**Instructions for the task**
Quote each record exactly, please, leaving none out.

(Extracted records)
——————————
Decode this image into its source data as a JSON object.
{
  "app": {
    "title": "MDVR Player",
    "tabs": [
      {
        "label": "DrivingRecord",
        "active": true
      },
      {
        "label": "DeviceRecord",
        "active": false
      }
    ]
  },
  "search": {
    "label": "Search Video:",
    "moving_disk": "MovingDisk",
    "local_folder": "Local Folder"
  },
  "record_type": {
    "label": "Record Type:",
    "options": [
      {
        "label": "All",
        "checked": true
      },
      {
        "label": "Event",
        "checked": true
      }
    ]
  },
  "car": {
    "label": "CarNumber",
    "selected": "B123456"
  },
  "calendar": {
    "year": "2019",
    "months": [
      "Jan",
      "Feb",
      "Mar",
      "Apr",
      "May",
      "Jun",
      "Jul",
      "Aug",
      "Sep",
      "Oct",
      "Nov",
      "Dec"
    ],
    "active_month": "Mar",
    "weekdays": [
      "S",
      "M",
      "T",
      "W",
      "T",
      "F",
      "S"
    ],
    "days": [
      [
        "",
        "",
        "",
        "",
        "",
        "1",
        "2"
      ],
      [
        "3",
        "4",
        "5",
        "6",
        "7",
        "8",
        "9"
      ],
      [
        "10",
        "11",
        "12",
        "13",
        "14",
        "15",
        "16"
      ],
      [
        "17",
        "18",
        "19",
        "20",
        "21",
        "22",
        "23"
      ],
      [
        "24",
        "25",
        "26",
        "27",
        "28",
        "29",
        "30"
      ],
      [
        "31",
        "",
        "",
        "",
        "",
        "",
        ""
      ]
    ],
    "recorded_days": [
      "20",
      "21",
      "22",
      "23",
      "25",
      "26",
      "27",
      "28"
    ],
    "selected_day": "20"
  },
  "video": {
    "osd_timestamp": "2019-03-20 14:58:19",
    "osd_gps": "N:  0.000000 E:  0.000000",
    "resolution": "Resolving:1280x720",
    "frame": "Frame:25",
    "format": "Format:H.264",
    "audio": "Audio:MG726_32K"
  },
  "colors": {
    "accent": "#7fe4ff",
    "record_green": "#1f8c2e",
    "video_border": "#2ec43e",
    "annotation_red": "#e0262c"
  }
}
——————————
**Solution to this task**
Decode this image into its source data as a JSON object.
{
  "app": {
    "title": "MDVR Player",
    "tabs": [
      {
        "label": "DrivingRecord",
        "active": true
      },
      {
        "label": "DeviceRecord",
        "active": false
      }
    ]
  },
  "search": {
    "label": "Search Video:",
    "moving_disk": "MovingDisk",
    "local_folder": "Local Folder"
  },
  "record_type": {
    "label": "Record Type:",
    "options": [
      {
        "label": "All",
        "checked": true
      },
      {
        "label": "Event",
        "checked": true
      }
    ]
  },
  "car": {
    "label": "CarNumber",
    "selected": "B123456"
  },
  "calendar": {
    "year": "2019",
    "months": [
      "Jan",
      "Feb",
      "Mar",
      "Apr",
      "May",
      "Jun",
      "Jul",
      "Aug",
      "Sep",
      "Oct",
      "Nov",
      "Dec"
    ],
    "active_month": "Mar",
    "weekdays": [
      "S",
      "M",
      "T",
      "W",
      "T",
      "F",
      "S"
    ],
    "days": [
      [
        "",
        "",
        "",
        "",
        "",
        "1",
        "2"
      ],
      [
        "3",
        "4",
        "5",
        "6",
        "7",
        "8",
        "9"
      ],
      [
        "10",
        "11",
        "12",
        "13",
        "14",
        "15",
        "16"
      ],
      [
        "17",
        "18",
        "19",
        "20",
        "21",
        "22",
        "23"
      ],
      [
        "24",
        "25",
        "26",
        "27",
        "28",
        "29",
        "30"
      ],
      [
        "31",
        "",
        "",
        "",
        "",
        "",
        ""
      ]
    ],
    "recorded_days": [
      "20",
      "21",
      "22",
      "23",
      "25",
      "26",
      "27",
      "28"
    ],
    "selected_day": "20"
  },
  "video": {
    "osd_timestamp": "2019-03-20 14:58:19",
    "osd_gps": "N:  0.000000 E:  0.000000",
    "resolution": "Resolving:1280x720",
    "frame": "Frame:25",
    "format": "Format:H.264",
    "audio": "Audio:MG726_32K"
  },
  "colors": {
    "accent": "#7fe4ff",
    "record_green": "#1f8c2e",
    "video_border": "#2ec43e",
    "annotation_red": "#e0262c"
  }
}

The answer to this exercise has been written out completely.